→ **SET TASK**:
Using the listing below, report all lines holding the word "text".

^^^^^^^^^^^^^^^^

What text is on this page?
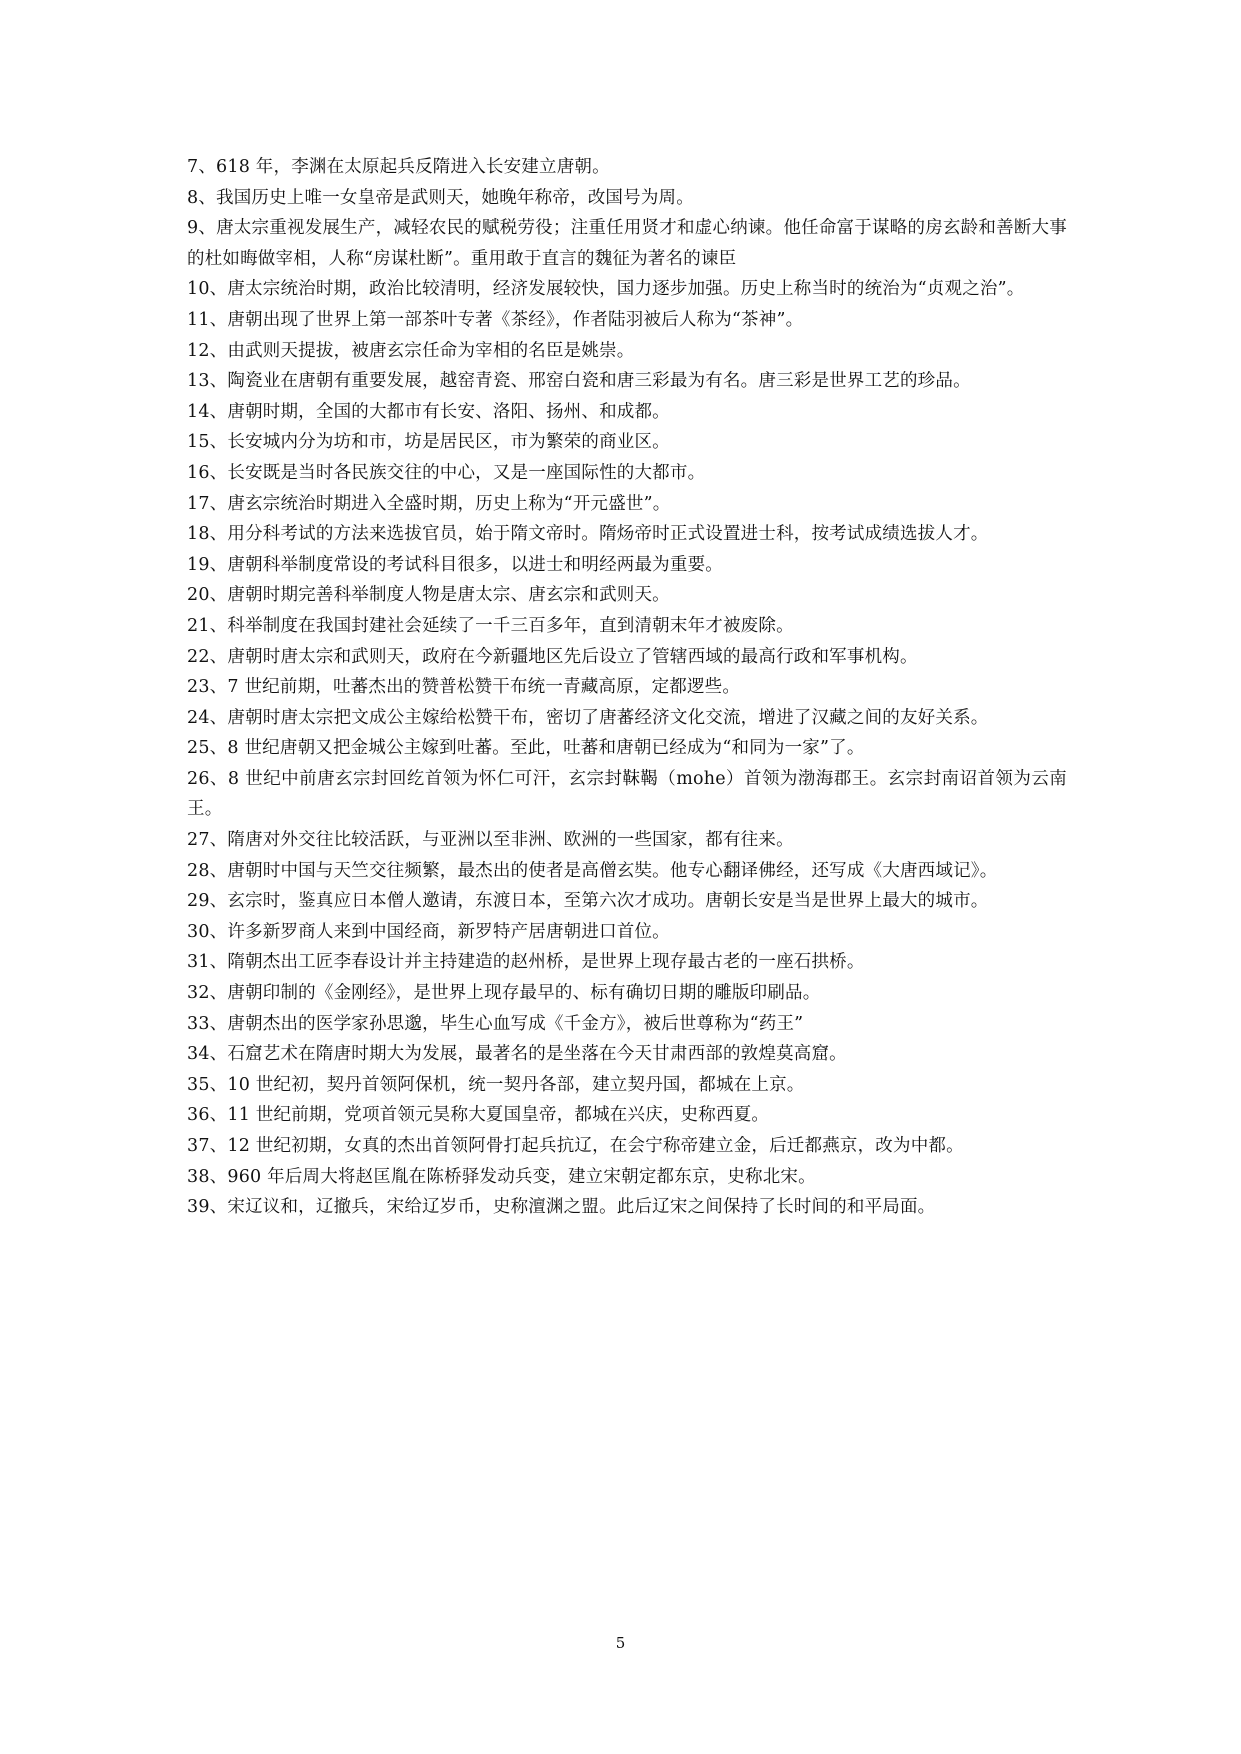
7、618 年，李渊在太原起兵反隋进入长安建立唐朝。

8、我国历史上唯一女皇帝是武则天，她晚年称帝，改国号为周。

9、唐太宗重视发展生产，减轻农民的赋税劳役；注重任用贤才和虚心纳谏。他任命富于谋略的房玄龄和善断大事的杜如晦做宰相，人称“房谋杜断”。重用敢于直言的魏征为著名的谏臣

10、唐太宗统治时期，政治比较清明，经济发展较快，国力逐步加强。历史上称当时的统治为“贞观之治”。

11、唐朝出现了世界上第一部茶叶专著《茶经》，作者陆羽被后人称为“茶神”。

12、由武则天提拔，被唐玄宗任命为宰相的名臣是姚崇。

13、陶瓷业在唐朝有重要发展，越窑青瓷、邢窑白瓷和唐三彩最为有名。唐三彩是世界工艺的珍品。

14、唐朝时期，全国的大都市有长安、洛阳、扬州、和成都。

15、长安城内分为坊和市，坊是居民区，市为繁荣的商业区。

16、长安既是当时各民族交往的中心，又是一座国际性的大都市。

17、唐玄宗统治时期进入全盛时期，历史上称为“开元盛世”。

18、用分科考试的方法来选拔官员，始于隋文帝时。隋炀帝时正式设置进士科，按考试成绩选拔人才。

19、唐朝科举制度常设的考试科目很多，以进士和明经两最为重要。

20、唐朝时期完善科举制度人物是唐太宗、唐玄宗和武则天。

21、科举制度在我国封建社会延续了一千三百多年，直到清朝末年才被废除。

22、唐朝时唐太宗和武则天，政府在今新疆地区先后设立了管辖西域的最高行政和军事机构。

23、7 世纪前期，吐蕃杰出的赞普松赞干布统一青藏高原，定都逻些。

24、唐朝时唐太宗把文成公主嫁给松赞干布，密切了唐蕃经济文化交流，增进了汉藏之间的友好关系。

25、8 世纪唐朝又把金城公主嫁到吐蕃。至此，吐蕃和唐朝已经成为“和同为一家”了。

26、8 世纪中前唐玄宗封回纥首领为怀仁可汗，玄宗封靺鞨（mohe）首领为渤海郡王。玄宗封南诏首领为云南王。

27、隋唐对外交往比较活跃，与亚洲以至非洲、欧洲的一些国家，都有往来。

28、唐朝时中国与天竺交往频繁，最杰出的使者是高僧玄奘。他专心翻译佛经，还写成《大唐西域记》。

29、玄宗时，鉴真应日本僧人邀请，东渡日本，至第六次才成功。唐朝长安是当是世界上最大的城市。

30、许多新罗商人来到中国经商，新罗特产居唐朝进口首位。

31、隋朝杰出工匠李春设计并主持建造的赵州桥，是世界上现存最古老的一座石拱桥。

32、唐朝印制的《金刚经》，是世界上现存最早的、标有确切日期的雕版印刷品。

33、唐朝杰出的医学家孙思邈，毕生心血写成《千金方》，被后世尊称为“药王”

34、石窟艺术在隋唐时期大为发展，最著名的是坐落在今天甘肃西部的敦煌莫高窟。

35、10 世纪初，契丹首领阿保机，统一契丹各部，建立契丹国，都城在上京。

36、11 世纪前期，党项首领元昊称大夏国皇帝，都城在兴庆，史称西夏。

37、12 世纪初期，女真的杰出首领阿骨打起兵抗辽，在会宁称帝建立金，后迁都燕京，改为中都。

38、960 年后周大将赵匡胤在陈桥驿发动兵变，建立宋朝定都东京，史称北宋。

39、宋辽议和，辽撤兵，宋给辽岁币，史称澶渊之盟。此后辽宋之间保持了长时间的和平局面。

5
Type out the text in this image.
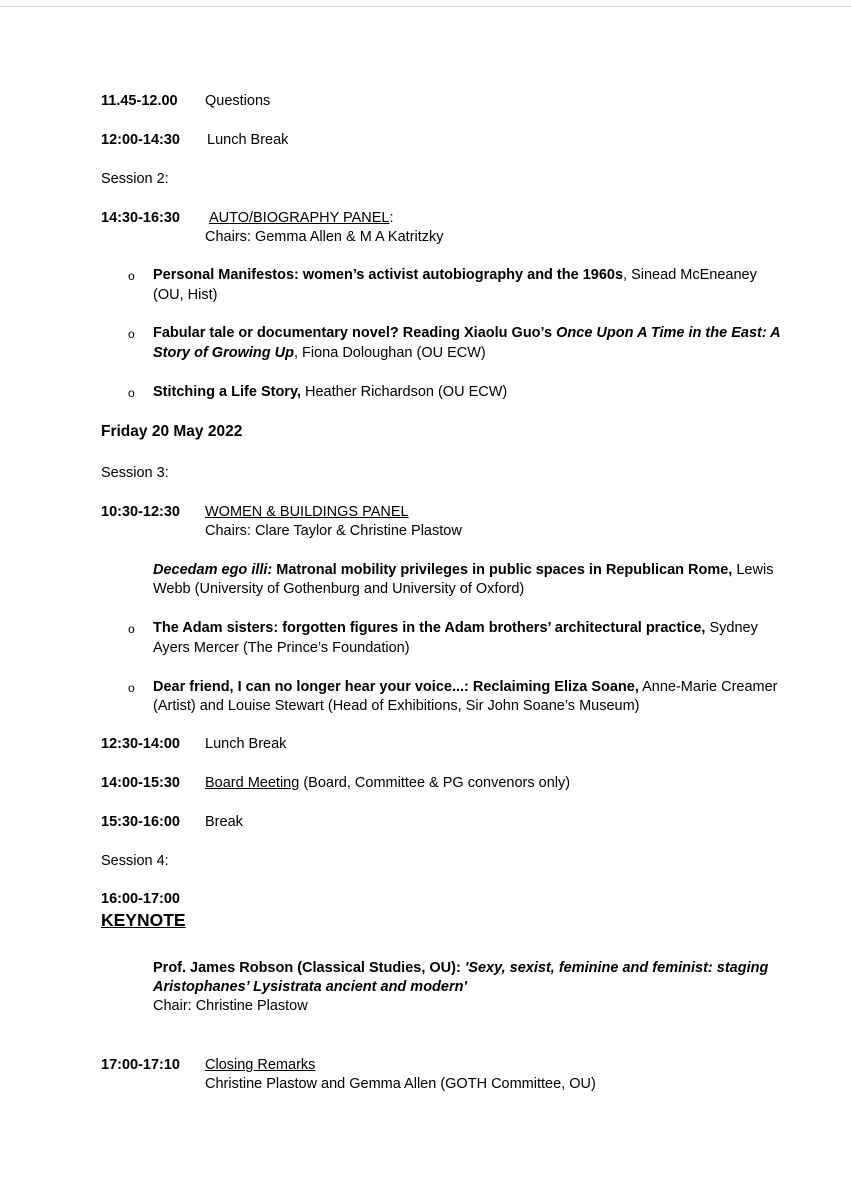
11.45-12.00 Questions
12:00-14:30 Lunch Break
Session 2:
14:30-16:30 AUTO/BIOGRAPHY PANEL:
Chairs: Gemma Allen & M A Katritzky
o Personal Manifestos: women’s activist autobiography and the 1960s, Sinead McEneaney
(OU, Hist)
o Fabular tale or documentary novel? Reading Xiaolu Guo’s Once Upon A Time in the East: A
Story of Growing Up, Fiona Doloughan (OU ECW)
o Stitching a Life Story, Heather Richardson (OU ECW)
Friday 20 May 2022
Session 3:
10:30-12:30 WOMEN & BUILDINGS PANEL
Chairs: Clare Taylor & Christine Plastow
Decedam ego illi: Matronal mobility privileges in public spaces in Republican Rome, Lewis
Webb (University of Gothenburg and University of Oxford)
o The Adam sisters: forgotten figures in the Adam brothers’ architectural practice, Sydney
Ayers Mercer (The Prince’s Foundation)
o Dear friend, I can no longer hear your voice...: Reclaiming Eliza Soane, Anne-Marie Creamer
(Artist) and Louise Stewart (Head of Exhibitions, Sir John Soane’s Museum)
12:30-14:00 Lunch Break
14:00-15:30 Board Meeting (Board, Committee & PG convenors only)
15:30-16:00 Break
Session 4:
16:00-17:00
KEYNOTE
Prof. James Robson (Classical Studies, OU): 'Sexy, sexist, feminine and feminist: staging
Aristophanes’ Lysistrata ancient and modern'
Chair: Christine Plastow
17:00-17:10 Closing Remarks
Christine Plastow and Gemma Allen (GOTH Committee, OU)
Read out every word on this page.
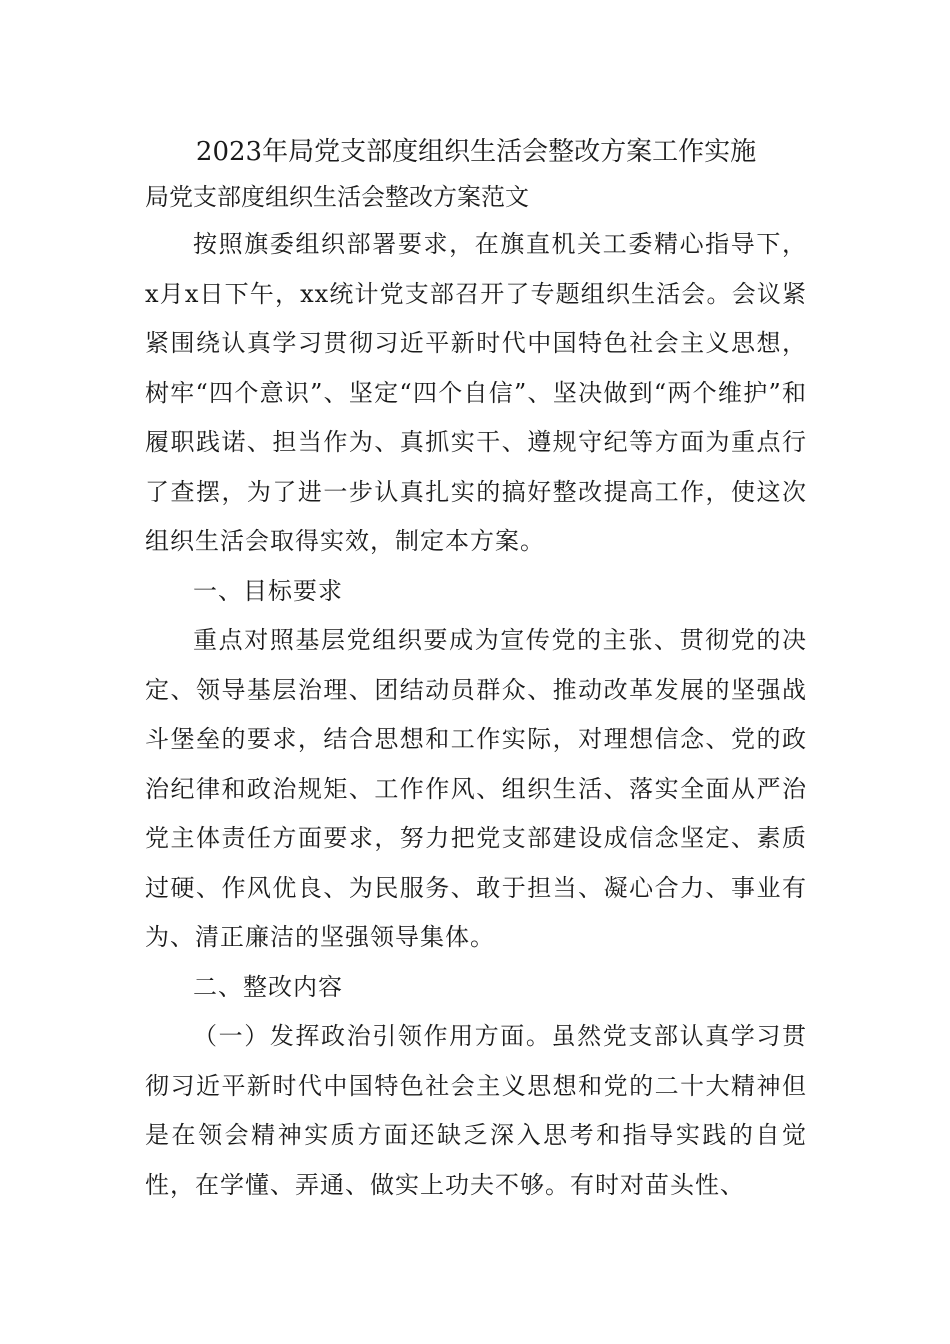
2023年局党支部度组织生活会整改方案工作实施
局党支部度组织生活会整改方案范文

按照旗委组织部署要求，在旗直机关工委精心指导下，x月x日下午，xx统计党支部召开了专题组织生活会。会议紧紧围绕认真学习贯彻习近平新时代中国特色社会主义思想，树牢“四个意识”、坚定“四个自信”、坚决做到“两个维护”和履职践诺、担当作为、真抓实干、遵规守纪等方面为重点行了查摆，为了进一步认真扎实的搞好整改提高工作，使这次组织生活会取得实效，制定本方案。

一、目标要求

重点对照基层党组织要成为宣传党的主张、贯彻党的决定、领导基层治理、团结动员群众、推动改革发展的坚强战斗堡垒的要求，结合思想和工作实际，对理想信念、党的政治纪律和政治规矩、工作作风、组织生活、落实全面从严治党主体责任方面要求，努力把党支部建设成信念坚定、素质过硬、作风优良、为民服务、敢于担当、凝心合力、事业有为、清正廉洁的坚强领导集体。

二、整改内容

（一）发挥政治引领作用方面。虽然党支部认真学习贯彻习近平新时代中国特色社会主义思想和党的二十大精神但是在领会精神实质方面还缺乏深入思考和指导实践的自觉性，在学懂、弄通、做实上功夫不够。有时对苗头性、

^^^^^^^^^^^^^^^^

→ **CORRECT RESULT**:
What text is on this page?
Type out the text in this image.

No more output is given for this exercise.